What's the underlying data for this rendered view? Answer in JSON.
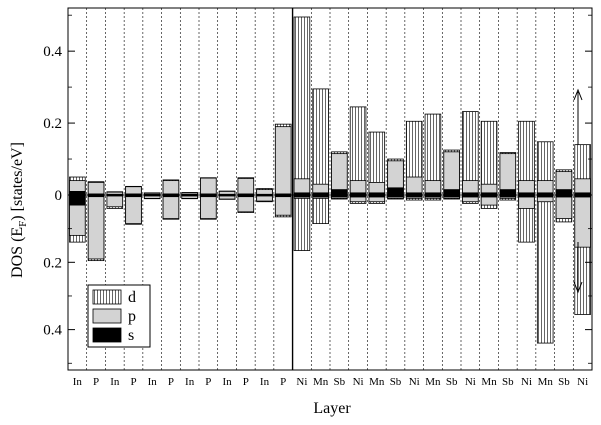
{
  "chart_data": {
    "type": "bar",
    "xlabel": "Layer",
    "ylabel_main": "DOS (E",
    "ylabel_sub": "F",
    "ylabel_tail": ") [states/eV]",
    "y_ticks_up": [
      0,
      0.2,
      0.4
    ],
    "y_ticks_up_labels": [
      "0",
      "0.2",
      "0.4"
    ],
    "y_ticks_down": [
      0.2,
      0.4
    ],
    "y_ticks_down_labels": [
      "0.2",
      "0.4"
    ],
    "ylim_up": 0.52,
    "ylim_down": 0.52,
    "interface_after_index": 11,
    "categories": [
      "In",
      "P",
      "In",
      "P",
      "In",
      "P",
      "In",
      "P",
      "In",
      "P",
      "In",
      "P",
      "Ni",
      "Mn",
      "Sb",
      "Ni",
      "Mn",
      "Sb",
      "Ni",
      "Mn",
      "Sb",
      "Ni",
      "Mn",
      "Sb",
      "Ni",
      "Mn",
      "Sb",
      "Ni"
    ],
    "spin_up": [
      {
        "s": 0.01,
        "p": 0.04,
        "d": 0.05
      },
      {
        "s": 0.003,
        "p": 0.035,
        "d": 0.037
      },
      {
        "s": 0.002,
        "p": 0.008,
        "d": 0.009
      },
      {
        "s": 0.003,
        "p": 0.023,
        "d": 0.024
      },
      {
        "s": 0.002,
        "p": 0.005,
        "d": 0.006
      },
      {
        "s": 0.003,
        "p": 0.04,
        "d": 0.042
      },
      {
        "s": 0.002,
        "p": 0.006,
        "d": 0.007
      },
      {
        "s": 0.003,
        "p": 0.047,
        "d": 0.048
      },
      {
        "s": 0.002,
        "p": 0.01,
        "d": 0.011
      },
      {
        "s": 0.003,
        "p": 0.046,
        "d": 0.048
      },
      {
        "s": 0.002,
        "p": 0.015,
        "d": 0.018
      },
      {
        "s": 0.003,
        "p": 0.19,
        "d": 0.197
      },
      {
        "s": 0.006,
        "p": 0.045,
        "d": 0.495
      },
      {
        "s": 0.006,
        "p": 0.03,
        "d": 0.295
      },
      {
        "s": 0.015,
        "p": 0.115,
        "d": 0.12
      },
      {
        "s": 0.006,
        "p": 0.04,
        "d": 0.245
      },
      {
        "s": 0.006,
        "p": 0.035,
        "d": 0.175
      },
      {
        "s": 0.02,
        "p": 0.095,
        "d": 0.1
      },
      {
        "s": 0.006,
        "p": 0.05,
        "d": 0.205
      },
      {
        "s": 0.006,
        "p": 0.04,
        "d": 0.225
      },
      {
        "s": 0.015,
        "p": 0.12,
        "d": 0.125
      },
      {
        "s": 0.006,
        "p": 0.04,
        "d": 0.232
      },
      {
        "s": 0.006,
        "p": 0.03,
        "d": 0.205
      },
      {
        "s": 0.015,
        "p": 0.115,
        "d": 0.118
      },
      {
        "s": 0.006,
        "p": 0.04,
        "d": 0.205
      },
      {
        "s": 0.006,
        "p": 0.04,
        "d": 0.148
      },
      {
        "s": 0.015,
        "p": 0.065,
        "d": 0.07
      },
      {
        "s": 0.006,
        "p": 0.045,
        "d": 0.14
      }
    ],
    "spin_down": [
      {
        "s": 0.03,
        "p": 0.12,
        "d": 0.14
      },
      {
        "s": 0.005,
        "p": 0.19,
        "d": 0.195
      },
      {
        "s": 0.003,
        "p": 0.035,
        "d": 0.04
      },
      {
        "s": 0.005,
        "p": 0.085,
        "d": 0.087
      },
      {
        "s": 0.003,
        "p": 0.01,
        "d": 0.011
      },
      {
        "s": 0.005,
        "p": 0.07,
        "d": 0.072
      },
      {
        "s": 0.003,
        "p": 0.01,
        "d": 0.011
      },
      {
        "s": 0.005,
        "p": 0.07,
        "d": 0.072
      },
      {
        "s": 0.003,
        "p": 0.012,
        "d": 0.013
      },
      {
        "s": 0.005,
        "p": 0.05,
        "d": 0.052
      },
      {
        "s": 0.003,
        "p": 0.018,
        "d": 0.02
      },
      {
        "s": 0.005,
        "p": 0.06,
        "d": 0.065
      },
      {
        "s": 0.006,
        "p": 0.01,
        "d": 0.165
      },
      {
        "s": 0.006,
        "p": 0.01,
        "d": 0.085
      },
      {
        "s": 0.006,
        "p": 0.01,
        "d": 0.012
      },
      {
        "s": 0.006,
        "p": 0.02,
        "d": 0.025
      },
      {
        "s": 0.006,
        "p": 0.02,
        "d": 0.025
      },
      {
        "s": 0.006,
        "p": 0.01,
        "d": 0.012
      },
      {
        "s": 0.006,
        "p": 0.01,
        "d": 0.015
      },
      {
        "s": 0.006,
        "p": 0.01,
        "d": 0.015
      },
      {
        "s": 0.006,
        "p": 0.01,
        "d": 0.012
      },
      {
        "s": 0.006,
        "p": 0.02,
        "d": 0.025
      },
      {
        "s": 0.006,
        "p": 0.03,
        "d": 0.04
      },
      {
        "s": 0.006,
        "p": 0.01,
        "d": 0.015
      },
      {
        "s": 0.006,
        "p": 0.04,
        "d": 0.14
      },
      {
        "s": 0.006,
        "p": 0.02,
        "d": 0.44
      },
      {
        "s": 0.006,
        "p": 0.07,
        "d": 0.08
      },
      {
        "s": 0.006,
        "p": 0.155,
        "d": 0.355
      }
    ],
    "legend": [
      {
        "key": "d",
        "label": "d"
      },
      {
        "key": "p",
        "label": "p"
      },
      {
        "key": "s",
        "label": "s"
      }
    ],
    "legend_position": "bottom-left",
    "grid": "vertical-dashed",
    "annotations": [
      "up-arrow",
      "down-arrow"
    ],
    "colors": {
      "s": "#000000",
      "p": "#d3d3d3",
      "d": "#ffffff",
      "frame": "#000000"
    }
  }
}
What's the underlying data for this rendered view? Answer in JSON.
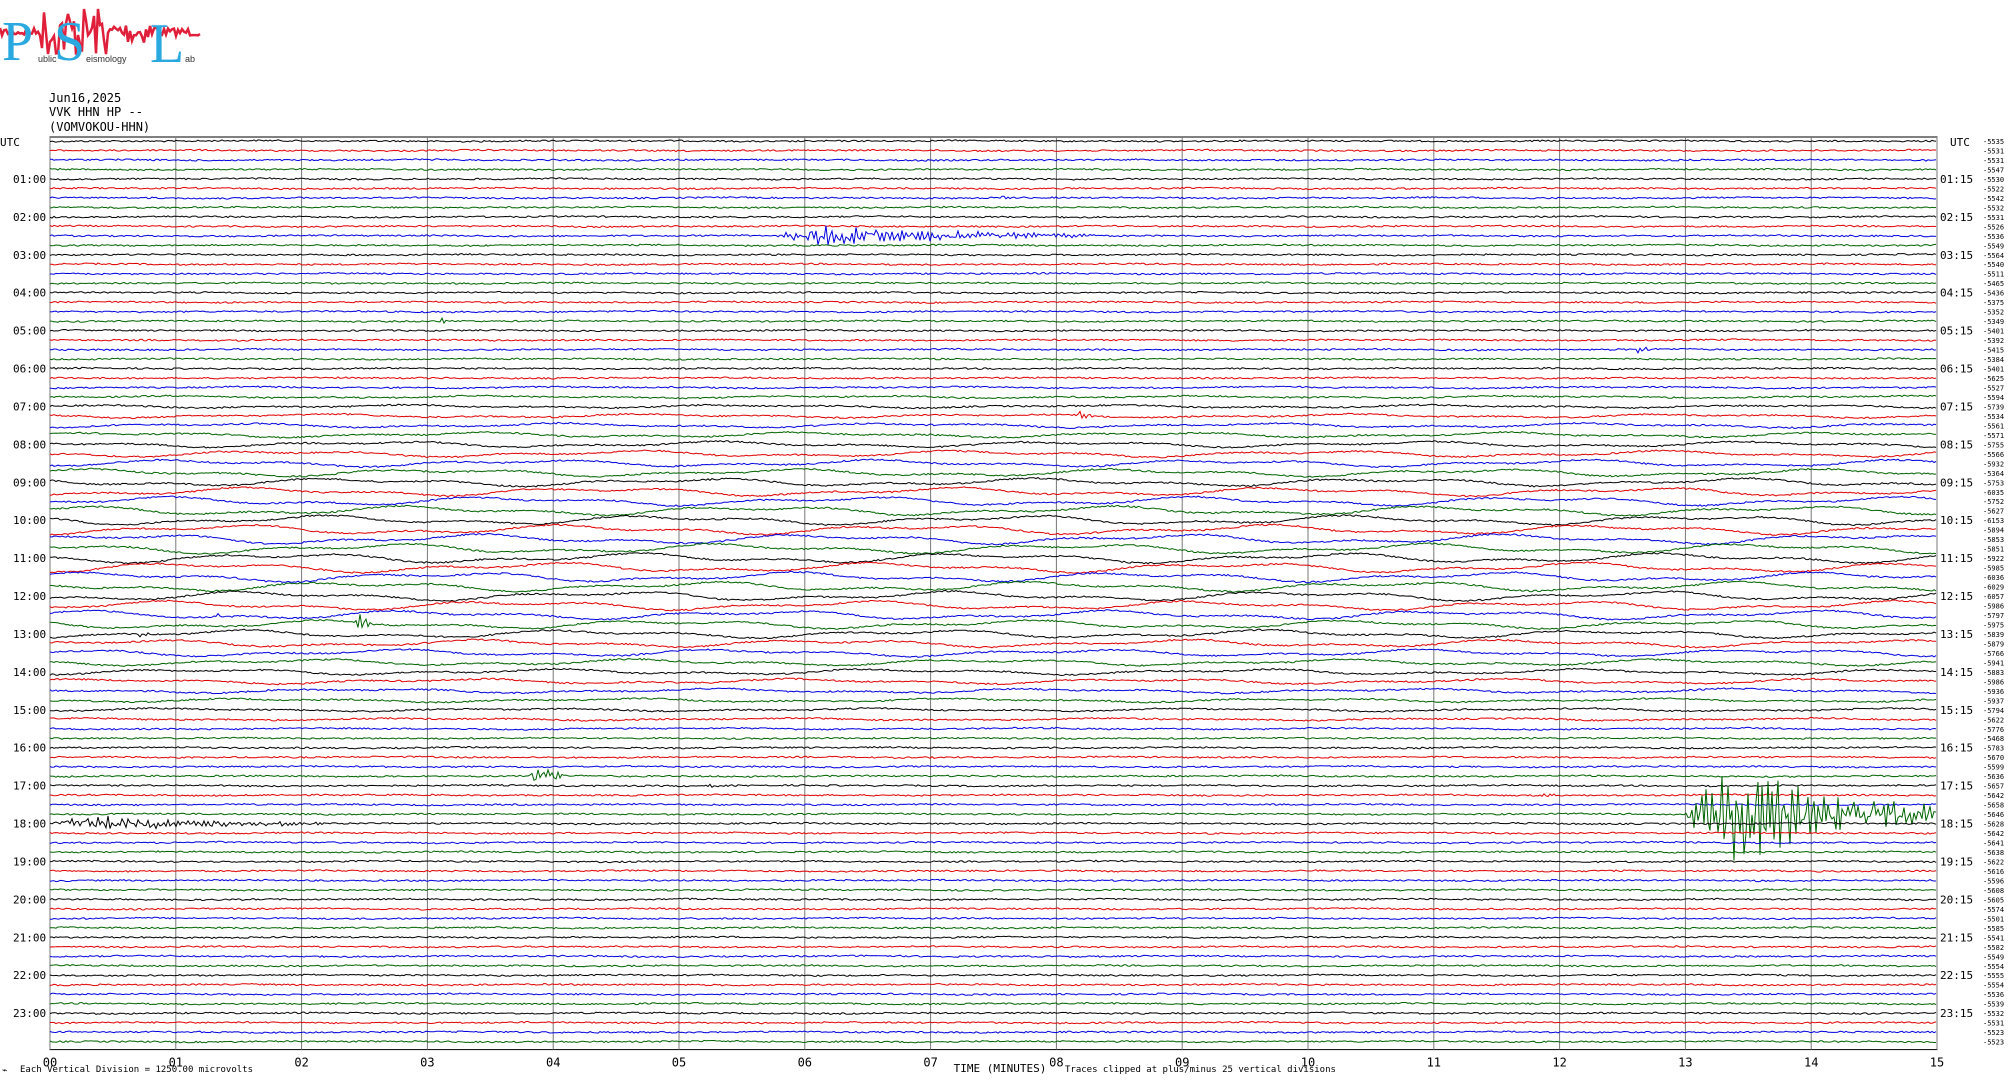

====

# [Exercise brief]
Take the listing above and restate it word for word, without its pictures.

# [Result for this exercise]
What's the underlying data for this rendered view? Answer in JSON.
{
  "chart_data": {
    "type": "bar",
    "xlabel": "Layer",
    "ylabel_main": "DOS (E",
    "ylabel_sub": "F",
    "ylabel_tail": ") [states/eV]",
    "y_ticks_up": [
      0,
      0.2,
      0.4
    ],
    "y_ticks_up_labels": [
      "0",
      "0.2",
      "0.4"
    ],
    "y_ticks_down": [
      0.2,
      0.4
    ],
    "y_ticks_down_labels": [
      "0.2",
      "0.4"
    ],
    "ylim_up": 0.52,
    "ylim_down": 0.52,
    "interface_after_index": 11,
    "categories": [
      "In",
      "P",
      "In",
      "P",
      "In",
      "P",
      "In",
      "P",
      "In",
      "P",
      "In",
      "P",
      "Ni",
      "Mn",
      "Sb",
      "Ni",
      "Mn",
      "Sb",
      "Ni",
      "Mn",
      "Sb",
      "Ni",
      "Mn",
      "Sb",
      "Ni",
      "Mn",
      "Sb",
      "Ni"
    ],
    "spin_up": [
      {
        "s": 0.01,
        "p": 0.04,
        "d": 0.05
      },
      {
        "s": 0.003,
        "p": 0.035,
        "d": 0.037
      },
      {
        "s": 0.002,
        "p": 0.008,
        "d": 0.009
      },
      {
        "s": 0.003,
        "p": 0.023,
        "d": 0.024
      },
      {
        "s": 0.002,
        "p": 0.005,
        "d": 0.006
      },
      {
        "s": 0.003,
        "p": 0.04,
        "d": 0.042
      },
      {
        "s": 0.002,
        "p": 0.006,
        "d": 0.007
      },
      {
        "s": 0.003,
        "p": 0.047,
        "d": 0.048
      },
      {
        "s": 0.002,
        "p": 0.01,
        "d": 0.011
      },
      {
        "s": 0.003,
        "p": 0.046,
        "d": 0.048
      },
      {
        "s": 0.002,
        "p": 0.015,
        "d": 0.018
      },
      {
        "s": 0.003,
        "p": 0.19,
        "d": 0.197
      },
      {
        "s": 0.006,
        "p": 0.045,
        "d": 0.495
      },
      {
        "s": 0.006,
        "p": 0.03,
        "d": 0.295
      },
      {
        "s": 0.015,
        "p": 0.115,
        "d": 0.12
      },
      {
        "s": 0.006,
        "p": 0.04,
        "d": 0.245
      },
      {
        "s": 0.006,
        "p": 0.035,
        "d": 0.175
      },
      {
        "s": 0.02,
        "p": 0.095,
        "d": 0.1
      },
      {
        "s": 0.006,
        "p": 0.05,
        "d": 0.205
      },
      {
        "s": 0.006,
        "p": 0.04,
        "d": 0.225
      },
      {
        "s": 0.015,
        "p": 0.12,
        "d": 0.125
      },
      {
        "s": 0.006,
        "p": 0.04,
        "d": 0.232
      },
      {
        "s": 0.006,
        "p": 0.03,
        "d": 0.205
      },
      {
        "s": 0.015,
        "p": 0.115,
        "d": 0.118
      },
      {
        "s": 0.006,
        "p": 0.04,
        "d": 0.205
      },
      {
        "s": 0.006,
        "p": 0.04,
        "d": 0.148
      },
      {
        "s": 0.015,
        "p": 0.065,
        "d": 0.07
      },
      {
        "s": 0.006,
        "p": 0.045,
        "d": 0.14
      }
    ],
    "spin_down": [
      {
        "s": 0.03,
        "p": 0.12,
        "d": 0.14
      },
      {
        "s": 0.005,
        "p": 0.19,
        "d": 0.195
      },
      {
        "s": 0.003,
        "p": 0.035,
        "d": 0.04
      },
      {
        "s": 0.005,
        "p": 0.085,
        "d": 0.087
      },
      {
        "s": 0.003,
        "p": 0.01,
        "d": 0.011
      },
      {
        "s": 0.005,
        "p": 0.07,
        "d": 0.072
      },
      {
        "s": 0.003,
        "p": 0.01,
        "d": 0.011
      },
      {
        "s": 0.005,
        "p": 0.07,
        "d": 0.072
      },
      {
        "s": 0.003,
        "p": 0.012,
        "d": 0.013
      },
      {
        "s": 0.005,
        "p": 0.05,
        "d": 0.052
      },
      {
        "s": 0.003,
        "p": 0.018,
        "d": 0.02
      },
      {
        "s": 0.005,
        "p": 0.06,
        "d": 0.065
      },
      {
        "s": 0.006,
        "p": 0.01,
        "d": 0.165
      },
      {
        "s": 0.006,
        "p": 0.01,
        "d": 0.085
      },
      {
        "s": 0.006,
        "p": 0.01,
        "d": 0.012
      },
      {
        "s": 0.006,
        "p": 0.02,
        "d": 0.025
      },
      {
        "s": 0.006,
        "p": 0.02,
        "d": 0.025
      },
      {
        "s": 0.006,
        "p": 0.01,
        "d": 0.012
      },
      {
        "s": 0.006,
        "p": 0.01,
        "d": 0.015
      },
      {
        "s": 0.006,
        "p": 0.01,
        "d": 0.015
      },
      {
        "s": 0.006,
        "p": 0.01,
        "d": 0.012
      },
      {
        "s": 0.006,
        "p": 0.02,
        "d": 0.025
      },
      {
        "s": 0.006,
        "p": 0.03,
        "d": 0.04
      },
      {
        "s": 0.006,
        "p": 0.01,
        "d": 0.015
      },
      {
        "s": 0.006,
        "p": 0.04,
        "d": 0.14
      },
      {
        "s": 0.006,
        "p": 0.02,
        "d": 0.44
      },
      {
        "s": 0.006,
        "p": 0.07,
        "d": 0.08
      },
      {
        "s": 0.006,
        "p": 0.155,
        "d": 0.355
      }
    ],
    "legend": [
      {
        "key": "d",
        "label": "d"
      },
      {
        "key": "p",
        "label": "p"
      },
      {
        "key": "s",
        "label": "s"
      }
    ],
    "legend_position": "bottom-left",
    "grid": "vertical-dashed",
    "annotations": [
      "up-arrow",
      "down-arrow"
    ],
    "colors": {
      "s": "#000000",
      "p": "#d3d3d3",
      "d": "#ffffff",
      "frame": "#000000"
    }
  }
}
What's the underlying data for this rendered view? Answer in JSON.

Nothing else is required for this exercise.